→ **PROBLEM TO WORK ON**
Search the records for "services". Copy every line where it appears.

---*---

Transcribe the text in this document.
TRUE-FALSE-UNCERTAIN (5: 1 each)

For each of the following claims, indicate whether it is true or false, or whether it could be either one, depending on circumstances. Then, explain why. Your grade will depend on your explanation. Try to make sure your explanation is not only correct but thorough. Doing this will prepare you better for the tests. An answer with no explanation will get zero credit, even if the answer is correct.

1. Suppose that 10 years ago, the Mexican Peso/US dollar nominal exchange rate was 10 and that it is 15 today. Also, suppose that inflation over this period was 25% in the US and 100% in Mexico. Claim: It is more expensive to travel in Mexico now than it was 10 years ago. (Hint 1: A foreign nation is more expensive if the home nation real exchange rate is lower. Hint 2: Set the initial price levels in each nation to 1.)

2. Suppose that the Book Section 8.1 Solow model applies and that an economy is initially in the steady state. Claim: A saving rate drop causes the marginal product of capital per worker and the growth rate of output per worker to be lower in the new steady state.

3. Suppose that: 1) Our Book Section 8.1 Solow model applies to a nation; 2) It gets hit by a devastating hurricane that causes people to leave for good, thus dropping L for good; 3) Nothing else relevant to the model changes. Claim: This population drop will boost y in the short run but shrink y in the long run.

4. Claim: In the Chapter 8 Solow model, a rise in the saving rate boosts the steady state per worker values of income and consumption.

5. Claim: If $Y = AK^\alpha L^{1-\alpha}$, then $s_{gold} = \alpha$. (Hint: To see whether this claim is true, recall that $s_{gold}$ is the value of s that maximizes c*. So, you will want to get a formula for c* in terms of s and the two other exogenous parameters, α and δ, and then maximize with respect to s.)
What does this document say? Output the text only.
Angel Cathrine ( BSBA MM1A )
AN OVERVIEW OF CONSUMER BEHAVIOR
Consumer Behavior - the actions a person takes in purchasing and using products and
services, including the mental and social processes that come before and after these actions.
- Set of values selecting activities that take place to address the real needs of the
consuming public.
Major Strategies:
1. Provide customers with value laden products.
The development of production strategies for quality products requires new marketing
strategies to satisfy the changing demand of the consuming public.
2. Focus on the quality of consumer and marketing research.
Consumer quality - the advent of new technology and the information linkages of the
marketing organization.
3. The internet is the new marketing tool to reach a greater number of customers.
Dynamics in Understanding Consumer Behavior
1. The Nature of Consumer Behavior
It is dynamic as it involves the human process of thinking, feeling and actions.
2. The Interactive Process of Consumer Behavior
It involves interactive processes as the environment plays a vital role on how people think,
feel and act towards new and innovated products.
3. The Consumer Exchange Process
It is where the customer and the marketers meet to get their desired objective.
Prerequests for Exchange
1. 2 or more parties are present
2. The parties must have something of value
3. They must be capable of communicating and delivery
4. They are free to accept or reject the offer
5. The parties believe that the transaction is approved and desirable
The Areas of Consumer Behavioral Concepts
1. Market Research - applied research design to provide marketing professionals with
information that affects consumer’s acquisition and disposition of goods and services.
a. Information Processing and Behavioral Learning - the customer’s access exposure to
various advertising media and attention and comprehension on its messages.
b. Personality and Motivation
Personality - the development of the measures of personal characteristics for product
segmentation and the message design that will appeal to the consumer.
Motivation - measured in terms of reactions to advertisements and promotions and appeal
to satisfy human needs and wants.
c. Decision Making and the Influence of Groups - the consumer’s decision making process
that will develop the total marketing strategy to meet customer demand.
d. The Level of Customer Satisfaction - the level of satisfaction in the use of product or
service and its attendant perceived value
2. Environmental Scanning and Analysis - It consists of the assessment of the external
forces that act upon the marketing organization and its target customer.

---*---

→ **THE ANSWER**
services, including the mental and social processes that come before and after these actions.
information that affects consumer’s acquisition and disposition of goods and services.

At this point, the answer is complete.